___ RECORD EXCERPTS
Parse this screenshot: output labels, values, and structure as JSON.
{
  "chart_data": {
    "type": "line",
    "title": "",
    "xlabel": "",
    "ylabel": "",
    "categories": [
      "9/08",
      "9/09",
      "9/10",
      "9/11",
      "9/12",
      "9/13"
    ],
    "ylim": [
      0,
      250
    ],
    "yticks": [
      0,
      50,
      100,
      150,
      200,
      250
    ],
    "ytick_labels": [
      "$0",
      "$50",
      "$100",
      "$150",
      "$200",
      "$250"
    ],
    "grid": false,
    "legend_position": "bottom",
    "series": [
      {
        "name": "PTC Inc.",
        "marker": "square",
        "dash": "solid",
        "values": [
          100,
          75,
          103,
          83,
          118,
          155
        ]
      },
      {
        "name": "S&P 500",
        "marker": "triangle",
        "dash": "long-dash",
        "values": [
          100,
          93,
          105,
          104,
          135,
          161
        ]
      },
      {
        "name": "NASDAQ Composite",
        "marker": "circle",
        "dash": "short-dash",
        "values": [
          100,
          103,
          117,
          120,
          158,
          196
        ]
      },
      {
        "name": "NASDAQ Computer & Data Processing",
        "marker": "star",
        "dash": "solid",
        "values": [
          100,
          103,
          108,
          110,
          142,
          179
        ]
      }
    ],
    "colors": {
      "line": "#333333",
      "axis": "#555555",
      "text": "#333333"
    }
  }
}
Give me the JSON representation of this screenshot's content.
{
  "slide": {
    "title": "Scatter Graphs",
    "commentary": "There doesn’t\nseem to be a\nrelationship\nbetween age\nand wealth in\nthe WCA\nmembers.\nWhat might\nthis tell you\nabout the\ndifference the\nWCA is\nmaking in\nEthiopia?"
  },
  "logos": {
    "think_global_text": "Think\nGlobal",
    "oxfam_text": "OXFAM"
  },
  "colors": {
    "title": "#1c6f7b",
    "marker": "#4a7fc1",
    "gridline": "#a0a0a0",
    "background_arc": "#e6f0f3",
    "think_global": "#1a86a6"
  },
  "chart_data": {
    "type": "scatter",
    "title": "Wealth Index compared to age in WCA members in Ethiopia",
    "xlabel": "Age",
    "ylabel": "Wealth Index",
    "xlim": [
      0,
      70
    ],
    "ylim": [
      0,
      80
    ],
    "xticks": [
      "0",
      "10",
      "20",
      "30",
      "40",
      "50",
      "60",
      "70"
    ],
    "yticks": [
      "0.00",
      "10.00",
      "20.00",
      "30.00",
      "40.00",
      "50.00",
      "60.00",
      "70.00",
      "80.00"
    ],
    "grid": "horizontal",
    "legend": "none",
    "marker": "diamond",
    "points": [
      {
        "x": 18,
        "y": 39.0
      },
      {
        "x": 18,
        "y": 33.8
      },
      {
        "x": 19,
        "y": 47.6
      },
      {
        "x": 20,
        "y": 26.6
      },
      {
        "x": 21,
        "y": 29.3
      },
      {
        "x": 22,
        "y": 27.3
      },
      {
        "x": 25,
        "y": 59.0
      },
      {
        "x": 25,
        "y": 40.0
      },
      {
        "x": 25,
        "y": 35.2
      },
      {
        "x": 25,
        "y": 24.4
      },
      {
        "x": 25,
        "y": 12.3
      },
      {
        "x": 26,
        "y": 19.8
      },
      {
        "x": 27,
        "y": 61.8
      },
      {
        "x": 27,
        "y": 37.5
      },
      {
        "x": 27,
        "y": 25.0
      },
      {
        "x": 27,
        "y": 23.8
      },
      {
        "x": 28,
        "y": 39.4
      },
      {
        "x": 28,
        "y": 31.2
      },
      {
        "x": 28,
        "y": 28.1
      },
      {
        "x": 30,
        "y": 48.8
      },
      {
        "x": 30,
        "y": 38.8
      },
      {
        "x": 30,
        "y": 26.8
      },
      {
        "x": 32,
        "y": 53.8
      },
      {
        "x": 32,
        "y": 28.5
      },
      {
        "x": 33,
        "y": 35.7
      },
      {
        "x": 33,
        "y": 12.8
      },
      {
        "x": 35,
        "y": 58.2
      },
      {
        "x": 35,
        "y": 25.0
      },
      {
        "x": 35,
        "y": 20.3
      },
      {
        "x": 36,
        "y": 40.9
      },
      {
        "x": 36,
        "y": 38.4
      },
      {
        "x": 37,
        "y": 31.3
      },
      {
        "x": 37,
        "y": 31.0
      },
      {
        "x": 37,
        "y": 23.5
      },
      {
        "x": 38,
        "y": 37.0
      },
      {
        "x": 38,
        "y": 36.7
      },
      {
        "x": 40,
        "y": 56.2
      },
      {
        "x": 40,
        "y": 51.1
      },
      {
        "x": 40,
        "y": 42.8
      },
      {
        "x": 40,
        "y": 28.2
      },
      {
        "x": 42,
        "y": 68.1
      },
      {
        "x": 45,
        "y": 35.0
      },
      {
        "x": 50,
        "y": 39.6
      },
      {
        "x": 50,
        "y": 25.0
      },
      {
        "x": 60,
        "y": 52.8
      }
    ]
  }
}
______
▸ **WHAT YOU WILL DO**
Output the full listing exactly as it stands.

▸ **RESULT OF THE EXERCISE**
Parse this screenshot: output labels, values, and structure as JSON.
{
  "chart_data": {
    "type": "line",
    "title": "",
    "xlabel": "",
    "ylabel": "",
    "categories": [
      "9/08",
      "9/09",
      "9/10",
      "9/11",
      "9/12",
      "9/13"
    ],
    "ylim": [
      0,
      250
    ],
    "yticks": [
      0,
      50,
      100,
      150,
      200,
      250
    ],
    "ytick_labels": [
      "$0",
      "$50",
      "$100",
      "$150",
      "$200",
      "$250"
    ],
    "grid": false,
    "legend_position": "bottom",
    "series": [
      {
        "name": "PTC Inc.",
        "marker": "square",
        "dash": "solid",
        "values": [
          100,
          75,
          103,
          83,
          118,
          155
        ]
      },
      {
        "name": "S&P 500",
        "marker": "triangle",
        "dash": "long-dash",
        "values": [
          100,
          93,
          105,
          104,
          135,
          161
        ]
      },
      {
        "name": "NASDAQ Composite",
        "marker": "circle",
        "dash": "short-dash",
        "values": [
          100,
          103,
          117,
          120,
          158,
          196
        ]
      },
      {
        "name": "NASDAQ Computer & Data Processing",
        "marker": "star",
        "dash": "solid",
        "values": [
          100,
          103,
          108,
          110,
          142,
          179
        ]
      }
    ],
    "colors": {
      "line": "#333333",
      "axis": "#555555",
      "text": "#333333"
    }
  }
}
Give me the JSON representation of this screenshot's content.
{
  "slide": {
    "title": "Scatter Graphs",
    "commentary": "There doesn’t\nseem to be a\nrelationship\nbetween age\nand wealth in\nthe WCA\nmembers.\nWhat might\nthis tell you\nabout the\ndifference the\nWCA is\nmaking in\nEthiopia?"
  },
  "logos": {
    "think_global_text": "Think\nGlobal",
    "oxfam_text": "OXFAM"
  },
  "colors": {
    "title": "#1c6f7b",
    "marker": "#4a7fc1",
    "gridline": "#a0a0a0",
    "background_arc": "#e6f0f3",
    "think_global": "#1a86a6"
  },
  "chart_data": {
    "type": "scatter",
    "title": "Wealth Index compared to age in WCA members in Ethiopia",
    "xlabel": "Age",
    "ylabel": "Wealth Index",
    "xlim": [
      0,
      70
    ],
    "ylim": [
      0,
      80
    ],
    "xticks": [
      "0",
      "10",
      "20",
      "30",
      "40",
      "50",
      "60",
      "70"
    ],
    "yticks": [
      "0.00",
      "10.00",
      "20.00",
      "30.00",
      "40.00",
      "50.00",
      "60.00",
      "70.00",
      "80.00"
    ],
    "grid": "horizontal",
    "legend": "none",
    "marker": "diamond",
    "points": [
      {
        "x": 18,
        "y": 39.0
      },
      {
        "x": 18,
        "y": 33.8
      },
      {
        "x": 19,
        "y": 47.6
      },
      {
        "x": 20,
        "y": 26.6
      },
      {
        "x": 21,
        "y": 29.3
      },
      {
        "x": 22,
        "y": 27.3
      },
      {
        "x": 25,
        "y": 59.0
      },
      {
        "x": 25,
        "y": 40.0
      },
      {
        "x": 25,
        "y": 35.2
      },
      {
        "x": 25,
        "y": 24.4
      },
      {
        "x": 25,
        "y": 12.3
      },
      {
        "x": 26,
        "y": 19.8
      },
      {
        "x": 27,
        "y": 61.8
      },
      {
        "x": 27,
        "y": 37.5
      },
      {
        "x": 27,
        "y": 25.0
      },
      {
        "x": 27,
        "y": 23.8
      },
      {
        "x": 28,
        "y": 39.4
      },
      {
        "x": 28,
        "y": 31.2
      },
      {
        "x": 28,
        "y": 28.1
      },
      {
        "x": 30,
        "y": 48.8
      },
      {
        "x": 30,
        "y": 38.8
      },
      {
        "x": 30,
        "y": 26.8
      },
      {
        "x": 32,
        "y": 53.8
      },
      {
        "x": 32,
        "y": 28.5
      },
      {
        "x": 33,
        "y": 35.7
      },
      {
        "x": 33,
        "y": 12.8
      },
      {
        "x": 35,
        "y": 58.2
      },
      {
        "x": 35,
        "y": 25.0
      },
      {
        "x": 35,
        "y": 20.3
      },
      {
        "x": 36,
        "y": 40.9
      },
      {
        "x": 36,
        "y": 38.4
      },
      {
        "x": 37,
        "y": 31.3
      },
      {
        "x": 37,
        "y": 31.0
      },
      {
        "x": 37,
        "y": 23.5
      },
      {
        "x": 38,
        "y": 37.0
      },
      {
        "x": 38,
        "y": 36.7
      },
      {
        "x": 40,
        "y": 56.2
      },
      {
        "x": 40,
        "y": 51.1
      },
      {
        "x": 40,
        "y": 42.8
      },
      {
        "x": 40,
        "y": 28.2
      },
      {
        "x": 42,
        "y": 68.1
      },
      {
        "x": 45,
        "y": 35.0
      },
      {
        "x": 50,
        "y": 39.6
      },
      {
        "x": 50,
        "y": 25.0
      },
      {
        "x": 60,
        "y": 52.8
      }
    ]
  }
}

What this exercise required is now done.